Data extracted from a collection:
┏━━
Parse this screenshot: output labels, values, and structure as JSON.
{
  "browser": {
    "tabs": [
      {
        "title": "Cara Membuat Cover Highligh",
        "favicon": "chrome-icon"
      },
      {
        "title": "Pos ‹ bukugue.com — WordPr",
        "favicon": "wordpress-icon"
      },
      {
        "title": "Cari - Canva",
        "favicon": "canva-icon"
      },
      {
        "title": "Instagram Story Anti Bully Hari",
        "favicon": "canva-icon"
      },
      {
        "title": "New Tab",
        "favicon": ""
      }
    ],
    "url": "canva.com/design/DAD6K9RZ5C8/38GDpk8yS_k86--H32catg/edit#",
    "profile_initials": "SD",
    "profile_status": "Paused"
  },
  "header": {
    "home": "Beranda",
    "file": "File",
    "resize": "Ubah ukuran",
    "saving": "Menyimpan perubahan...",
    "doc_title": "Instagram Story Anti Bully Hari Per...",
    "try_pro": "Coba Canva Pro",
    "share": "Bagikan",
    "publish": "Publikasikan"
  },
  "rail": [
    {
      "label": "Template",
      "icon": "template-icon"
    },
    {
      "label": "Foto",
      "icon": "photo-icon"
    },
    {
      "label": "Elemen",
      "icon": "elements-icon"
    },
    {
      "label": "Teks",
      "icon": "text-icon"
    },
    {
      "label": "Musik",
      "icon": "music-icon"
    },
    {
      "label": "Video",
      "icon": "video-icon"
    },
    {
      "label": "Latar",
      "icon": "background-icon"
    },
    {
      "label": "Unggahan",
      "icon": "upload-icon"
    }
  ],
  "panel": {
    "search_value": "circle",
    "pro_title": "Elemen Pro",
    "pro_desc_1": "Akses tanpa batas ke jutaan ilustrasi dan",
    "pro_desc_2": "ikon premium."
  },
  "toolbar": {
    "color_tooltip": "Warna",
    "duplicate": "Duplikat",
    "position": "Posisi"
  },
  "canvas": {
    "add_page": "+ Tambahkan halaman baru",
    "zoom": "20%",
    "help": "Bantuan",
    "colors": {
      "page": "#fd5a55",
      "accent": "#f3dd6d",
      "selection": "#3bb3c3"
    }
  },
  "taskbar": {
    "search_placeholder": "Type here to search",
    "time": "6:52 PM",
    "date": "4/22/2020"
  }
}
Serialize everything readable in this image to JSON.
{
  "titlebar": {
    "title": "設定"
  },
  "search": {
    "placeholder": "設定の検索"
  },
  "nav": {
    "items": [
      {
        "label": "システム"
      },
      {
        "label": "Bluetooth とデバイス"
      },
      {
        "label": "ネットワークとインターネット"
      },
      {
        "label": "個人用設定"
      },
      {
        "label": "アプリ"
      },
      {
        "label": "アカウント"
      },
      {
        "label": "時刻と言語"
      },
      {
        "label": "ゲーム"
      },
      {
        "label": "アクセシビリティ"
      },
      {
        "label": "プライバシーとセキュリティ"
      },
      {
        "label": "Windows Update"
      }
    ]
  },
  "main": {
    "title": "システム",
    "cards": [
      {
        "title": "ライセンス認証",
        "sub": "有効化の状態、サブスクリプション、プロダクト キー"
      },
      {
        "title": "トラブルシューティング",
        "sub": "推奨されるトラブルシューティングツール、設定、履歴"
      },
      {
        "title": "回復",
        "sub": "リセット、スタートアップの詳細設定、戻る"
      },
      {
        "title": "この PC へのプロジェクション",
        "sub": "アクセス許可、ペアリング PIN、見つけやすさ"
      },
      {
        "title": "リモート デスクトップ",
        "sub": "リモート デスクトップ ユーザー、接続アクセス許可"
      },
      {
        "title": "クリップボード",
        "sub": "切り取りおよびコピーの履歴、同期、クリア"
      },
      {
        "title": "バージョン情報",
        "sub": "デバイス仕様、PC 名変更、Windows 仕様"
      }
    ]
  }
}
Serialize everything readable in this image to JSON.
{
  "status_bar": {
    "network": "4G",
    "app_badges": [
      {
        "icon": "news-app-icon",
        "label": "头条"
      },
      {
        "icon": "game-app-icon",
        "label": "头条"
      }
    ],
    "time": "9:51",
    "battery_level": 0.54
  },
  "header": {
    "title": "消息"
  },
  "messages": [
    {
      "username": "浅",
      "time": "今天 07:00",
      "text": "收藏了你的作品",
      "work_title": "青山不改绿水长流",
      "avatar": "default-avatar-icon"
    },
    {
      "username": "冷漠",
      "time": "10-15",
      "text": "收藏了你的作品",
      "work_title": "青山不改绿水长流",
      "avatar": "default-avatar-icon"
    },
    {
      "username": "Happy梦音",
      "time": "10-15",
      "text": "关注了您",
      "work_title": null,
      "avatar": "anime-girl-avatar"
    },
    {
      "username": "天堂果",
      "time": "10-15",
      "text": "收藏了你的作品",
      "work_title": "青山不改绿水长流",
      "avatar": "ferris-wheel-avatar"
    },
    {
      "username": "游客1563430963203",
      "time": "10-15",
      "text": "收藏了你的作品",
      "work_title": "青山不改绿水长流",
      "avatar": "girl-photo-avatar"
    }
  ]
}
┗━━
PROBLEM TO WORK ON »
Print all of the entries exactly as they appear.

RESULT OF THIS EXERCISE »
Parse this screenshot: output labels, values, and structure as JSON.
{
  "browser": {
    "tabs": [
      {
        "title": "Cara Membuat Cover Highligh",
        "favicon": "chrome-icon"
      },
      {
        "title": "Pos ‹ bukugue.com — WordPr",
        "favicon": "wordpress-icon"
      },
      {
        "title": "Cari - Canva",
        "favicon": "canva-icon"
      },
      {
        "title": "Instagram Story Anti Bully Hari",
        "favicon": "canva-icon"
      },
      {
        "title": "New Tab",
        "favicon": ""
      }
    ],
    "url": "canva.com/design/DAD6K9RZ5C8/38GDpk8yS_k86--H32catg/edit#",
    "profile_initials": "SD",
    "profile_status": "Paused"
  },
  "header": {
    "home": "Beranda",
    "file": "File",
    "resize": "Ubah ukuran",
    "saving": "Menyimpan perubahan...",
    "doc_title": "Instagram Story Anti Bully Hari Per...",
    "try_pro": "Coba Canva Pro",
    "share": "Bagikan",
    "publish": "Publikasikan"
  },
  "rail": [
    {
      "label": "Template",
      "icon": "template-icon"
    },
    {
      "label": "Foto",
      "icon": "photo-icon"
    },
    {
      "label": "Elemen",
      "icon": "elements-icon"
    },
    {
      "label": "Teks",
      "icon": "text-icon"
    },
    {
      "label": "Musik",
      "icon": "music-icon"
    },
    {
      "label": "Video",
      "icon": "video-icon"
    },
    {
      "label": "Latar",
      "icon": "background-icon"
    },
    {
      "label": "Unggahan",
      "icon": "upload-icon"
    }
  ],
  "panel": {
    "search_value": "circle",
    "pro_title": "Elemen Pro",
    "pro_desc_1": "Akses tanpa batas ke jutaan ilustrasi dan",
    "pro_desc_2": "ikon premium."
  },
  "toolbar": {
    "color_tooltip": "Warna",
    "duplicate": "Duplikat",
    "position": "Posisi"
  },
  "canvas": {
    "add_page": "+ Tambahkan halaman baru",
    "zoom": "20%",
    "help": "Bantuan",
    "colors": {
      "page": "#fd5a55",
      "accent": "#f3dd6d",
      "selection": "#3bb3c3"
    }
  },
  "taskbar": {
    "search_placeholder": "Type here to search",
    "time": "6:52 PM",
    "date": "4/22/2020"
  }
}
Serialize everything readable in this image to JSON.
{
  "titlebar": {
    "title": "設定"
  },
  "search": {
    "placeholder": "設定の検索"
  },
  "nav": {
    "items": [
      {
        "label": "システム"
      },
      {
        "label": "Bluetooth とデバイス"
      },
      {
        "label": "ネットワークとインターネット"
      },
      {
        "label": "個人用設定"
      },
      {
        "label": "アプリ"
      },
      {
        "label": "アカウント"
      },
      {
        "label": "時刻と言語"
      },
      {
        "label": "ゲーム"
      },
      {
        "label": "アクセシビリティ"
      },
      {
        "label": "プライバシーとセキュリティ"
      },
      {
        "label": "Windows Update"
      }
    ]
  },
  "main": {
    "title": "システム",
    "cards": [
      {
        "title": "ライセンス認証",
        "sub": "有効化の状態、サブスクリプション、プロダクト キー"
      },
      {
        "title": "トラブルシューティング",
        "sub": "推奨されるトラブルシューティングツール、設定、履歴"
      },
      {
        "title": "回復",
        "sub": "リセット、スタートアップの詳細設定、戻る"
      },
      {
        "title": "この PC へのプロジェクション",
        "sub": "アクセス許可、ペアリング PIN、見つけやすさ"
      },
      {
        "title": "リモート デスクトップ",
        "sub": "リモート デスクトップ ユーザー、接続アクセス許可"
      },
      {
        "title": "クリップボード",
        "sub": "切り取りおよびコピーの履歴、同期、クリア"
      },
      {
        "title": "バージョン情報",
        "sub": "デバイス仕様、PC 名変更、Windows 仕様"
      }
    ]
  }
}
Serialize everything readable in this image to JSON.
{
  "status_bar": {
    "network": "4G",
    "app_badges": [
      {
        "icon": "news-app-icon",
        "label": "头条"
      },
      {
        "icon": "game-app-icon",
        "label": "头条"
      }
    ],
    "time": "9:51",
    "battery_level": 0.54
  },
  "header": {
    "title": "消息"
  },
  "messages": [
    {
      "username": "浅",
      "time": "今天 07:00",
      "text": "收藏了你的作品",
      "work_title": "青山不改绿水长流",
      "avatar": "default-avatar-icon"
    },
    {
      "username": "冷漠",
      "time": "10-15",
      "text": "收藏了你的作品",
      "work_title": "青山不改绿水长流",
      "avatar": "default-avatar-icon"
    },
    {
      "username": "Happy梦音",
      "time": "10-15",
      "text": "关注了您",
      "work_title": null,
      "avatar": "anime-girl-avatar"
    },
    {
      "username": "天堂果",
      "time": "10-15",
      "text": "收藏了你的作品",
      "work_title": "青山不改绿水长流",
      "avatar": "ferris-wheel-avatar"
    },
    {
      "username": "游客1563430963203",
      "time": "10-15",
      "text": "收藏了你的作品",
      "work_title": "青山不改绿水长流",
      "avatar": "girl-photo-avatar"
    }
  ]
}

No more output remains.